Instruction:
Among the records below, find each line that includes the string "SADI" and copy it.

* * * *

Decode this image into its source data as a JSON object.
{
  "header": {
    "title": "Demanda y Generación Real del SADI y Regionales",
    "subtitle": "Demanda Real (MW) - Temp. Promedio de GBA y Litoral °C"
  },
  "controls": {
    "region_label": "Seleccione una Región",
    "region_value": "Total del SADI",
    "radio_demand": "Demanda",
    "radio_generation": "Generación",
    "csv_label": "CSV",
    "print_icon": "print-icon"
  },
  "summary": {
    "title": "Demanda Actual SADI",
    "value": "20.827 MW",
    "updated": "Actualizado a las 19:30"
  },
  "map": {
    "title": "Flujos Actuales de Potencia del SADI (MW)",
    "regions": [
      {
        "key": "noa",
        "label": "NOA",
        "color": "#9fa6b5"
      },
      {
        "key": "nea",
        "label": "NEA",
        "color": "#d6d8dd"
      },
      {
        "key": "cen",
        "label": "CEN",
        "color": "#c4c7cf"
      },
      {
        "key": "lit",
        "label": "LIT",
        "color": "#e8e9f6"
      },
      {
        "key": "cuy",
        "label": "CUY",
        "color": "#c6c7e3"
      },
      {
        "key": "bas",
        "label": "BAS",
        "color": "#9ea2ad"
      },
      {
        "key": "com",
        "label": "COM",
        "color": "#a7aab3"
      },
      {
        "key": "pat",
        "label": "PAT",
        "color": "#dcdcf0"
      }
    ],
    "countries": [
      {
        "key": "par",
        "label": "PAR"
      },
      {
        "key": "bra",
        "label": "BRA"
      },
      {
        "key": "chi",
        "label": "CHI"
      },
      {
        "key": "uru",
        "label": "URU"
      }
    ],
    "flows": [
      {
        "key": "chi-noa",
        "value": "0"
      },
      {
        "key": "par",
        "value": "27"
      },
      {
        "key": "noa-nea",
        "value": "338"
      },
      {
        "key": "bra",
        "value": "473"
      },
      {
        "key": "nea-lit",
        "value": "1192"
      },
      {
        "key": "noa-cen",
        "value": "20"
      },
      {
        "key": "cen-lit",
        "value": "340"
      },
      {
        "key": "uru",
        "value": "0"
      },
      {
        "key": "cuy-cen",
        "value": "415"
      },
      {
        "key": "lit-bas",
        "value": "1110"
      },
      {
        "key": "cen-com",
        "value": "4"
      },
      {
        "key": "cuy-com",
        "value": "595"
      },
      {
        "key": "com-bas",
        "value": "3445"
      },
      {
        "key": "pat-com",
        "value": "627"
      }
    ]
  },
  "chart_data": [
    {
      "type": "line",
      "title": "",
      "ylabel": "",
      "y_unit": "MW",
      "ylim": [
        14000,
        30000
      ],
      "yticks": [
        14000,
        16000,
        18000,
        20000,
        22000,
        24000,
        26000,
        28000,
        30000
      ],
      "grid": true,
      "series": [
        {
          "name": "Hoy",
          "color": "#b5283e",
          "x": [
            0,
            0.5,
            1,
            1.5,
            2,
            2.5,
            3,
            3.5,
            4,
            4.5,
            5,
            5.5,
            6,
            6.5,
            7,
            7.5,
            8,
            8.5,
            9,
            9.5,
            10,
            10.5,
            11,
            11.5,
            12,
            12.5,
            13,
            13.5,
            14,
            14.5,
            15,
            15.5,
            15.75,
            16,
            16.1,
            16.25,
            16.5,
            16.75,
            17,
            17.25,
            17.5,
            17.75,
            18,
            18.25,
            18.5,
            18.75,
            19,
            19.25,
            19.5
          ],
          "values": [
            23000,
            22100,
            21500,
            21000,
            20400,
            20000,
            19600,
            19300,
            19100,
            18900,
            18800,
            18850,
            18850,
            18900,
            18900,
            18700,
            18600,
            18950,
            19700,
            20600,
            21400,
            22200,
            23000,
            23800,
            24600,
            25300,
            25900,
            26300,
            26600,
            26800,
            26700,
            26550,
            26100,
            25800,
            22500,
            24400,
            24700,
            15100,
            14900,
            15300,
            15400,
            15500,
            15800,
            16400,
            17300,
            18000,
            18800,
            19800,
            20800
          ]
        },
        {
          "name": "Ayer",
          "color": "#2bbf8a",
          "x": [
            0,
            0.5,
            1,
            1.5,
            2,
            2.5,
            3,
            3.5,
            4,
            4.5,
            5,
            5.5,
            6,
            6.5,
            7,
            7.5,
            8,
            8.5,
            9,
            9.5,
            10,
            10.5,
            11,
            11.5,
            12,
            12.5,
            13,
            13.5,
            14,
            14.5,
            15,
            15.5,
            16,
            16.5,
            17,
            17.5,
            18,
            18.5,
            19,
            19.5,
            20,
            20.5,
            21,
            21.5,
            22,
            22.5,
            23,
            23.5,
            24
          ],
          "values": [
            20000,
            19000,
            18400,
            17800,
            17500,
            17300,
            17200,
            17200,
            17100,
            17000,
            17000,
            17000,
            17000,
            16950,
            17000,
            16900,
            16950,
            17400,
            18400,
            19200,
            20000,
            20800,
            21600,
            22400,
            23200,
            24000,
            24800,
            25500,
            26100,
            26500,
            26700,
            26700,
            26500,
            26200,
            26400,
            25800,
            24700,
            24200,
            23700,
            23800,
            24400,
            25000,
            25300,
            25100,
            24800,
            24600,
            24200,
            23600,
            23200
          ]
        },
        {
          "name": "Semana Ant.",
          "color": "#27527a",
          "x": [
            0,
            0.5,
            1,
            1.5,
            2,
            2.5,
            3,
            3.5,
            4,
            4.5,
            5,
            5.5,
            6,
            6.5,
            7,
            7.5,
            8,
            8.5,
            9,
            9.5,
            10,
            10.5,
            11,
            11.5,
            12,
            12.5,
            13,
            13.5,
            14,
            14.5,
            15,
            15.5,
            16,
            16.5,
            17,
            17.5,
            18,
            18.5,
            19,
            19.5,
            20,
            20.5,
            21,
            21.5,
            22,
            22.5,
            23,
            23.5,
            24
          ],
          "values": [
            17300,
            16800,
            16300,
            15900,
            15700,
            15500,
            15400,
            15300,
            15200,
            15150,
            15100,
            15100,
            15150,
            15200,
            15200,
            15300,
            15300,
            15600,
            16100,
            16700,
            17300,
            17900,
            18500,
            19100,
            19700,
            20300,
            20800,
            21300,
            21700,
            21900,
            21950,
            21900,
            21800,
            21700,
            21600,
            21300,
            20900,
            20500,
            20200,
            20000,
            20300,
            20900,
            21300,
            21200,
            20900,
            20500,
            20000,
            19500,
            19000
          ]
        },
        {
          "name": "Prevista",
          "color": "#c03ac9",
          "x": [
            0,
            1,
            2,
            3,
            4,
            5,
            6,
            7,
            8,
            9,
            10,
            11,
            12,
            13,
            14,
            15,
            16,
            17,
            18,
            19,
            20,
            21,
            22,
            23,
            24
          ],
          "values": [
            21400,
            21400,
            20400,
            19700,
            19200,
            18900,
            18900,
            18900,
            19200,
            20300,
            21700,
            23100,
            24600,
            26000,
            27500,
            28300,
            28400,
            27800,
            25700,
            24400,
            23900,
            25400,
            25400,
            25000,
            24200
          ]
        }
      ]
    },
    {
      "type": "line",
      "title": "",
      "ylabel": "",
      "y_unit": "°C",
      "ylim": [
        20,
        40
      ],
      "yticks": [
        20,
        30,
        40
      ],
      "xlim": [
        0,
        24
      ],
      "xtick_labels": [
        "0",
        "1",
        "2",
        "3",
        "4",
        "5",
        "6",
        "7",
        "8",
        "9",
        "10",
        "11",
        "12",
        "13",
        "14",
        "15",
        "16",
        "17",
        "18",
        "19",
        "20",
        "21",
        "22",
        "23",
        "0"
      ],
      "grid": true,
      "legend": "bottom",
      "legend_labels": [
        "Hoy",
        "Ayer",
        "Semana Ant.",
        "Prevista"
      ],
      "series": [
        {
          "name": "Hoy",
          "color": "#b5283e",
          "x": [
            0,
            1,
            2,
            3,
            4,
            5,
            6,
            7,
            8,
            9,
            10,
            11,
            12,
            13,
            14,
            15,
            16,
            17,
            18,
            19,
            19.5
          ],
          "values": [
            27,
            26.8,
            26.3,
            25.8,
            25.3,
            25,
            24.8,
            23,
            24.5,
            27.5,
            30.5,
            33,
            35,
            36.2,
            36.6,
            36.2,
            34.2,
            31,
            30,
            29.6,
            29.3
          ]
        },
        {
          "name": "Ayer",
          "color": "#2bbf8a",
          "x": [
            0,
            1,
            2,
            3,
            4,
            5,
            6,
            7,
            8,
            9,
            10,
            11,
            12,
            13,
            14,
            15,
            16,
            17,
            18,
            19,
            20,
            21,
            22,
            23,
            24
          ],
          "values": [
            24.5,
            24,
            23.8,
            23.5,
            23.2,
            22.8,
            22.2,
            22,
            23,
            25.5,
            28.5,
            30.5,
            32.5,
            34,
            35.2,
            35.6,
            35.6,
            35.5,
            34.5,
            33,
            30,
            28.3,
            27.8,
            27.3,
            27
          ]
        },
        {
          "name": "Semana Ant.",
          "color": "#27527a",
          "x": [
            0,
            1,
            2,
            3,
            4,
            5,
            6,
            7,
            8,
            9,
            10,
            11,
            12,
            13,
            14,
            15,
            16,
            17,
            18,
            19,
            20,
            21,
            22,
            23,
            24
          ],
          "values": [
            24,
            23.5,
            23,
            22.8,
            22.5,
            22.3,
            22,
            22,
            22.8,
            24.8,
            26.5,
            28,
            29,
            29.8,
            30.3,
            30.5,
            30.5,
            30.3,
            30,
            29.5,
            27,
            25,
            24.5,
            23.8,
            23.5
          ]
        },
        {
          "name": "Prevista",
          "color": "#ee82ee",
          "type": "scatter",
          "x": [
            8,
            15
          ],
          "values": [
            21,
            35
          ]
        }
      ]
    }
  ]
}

* * * *

Answer to the task:
    "title": "Demanda y Generación Real del SADI y Regionales",
    "region_value": "Total del SADI",
    "title": "Demanda Actual SADI",
    "title": "Flujos Actuales de Potencia del SADI (MW)",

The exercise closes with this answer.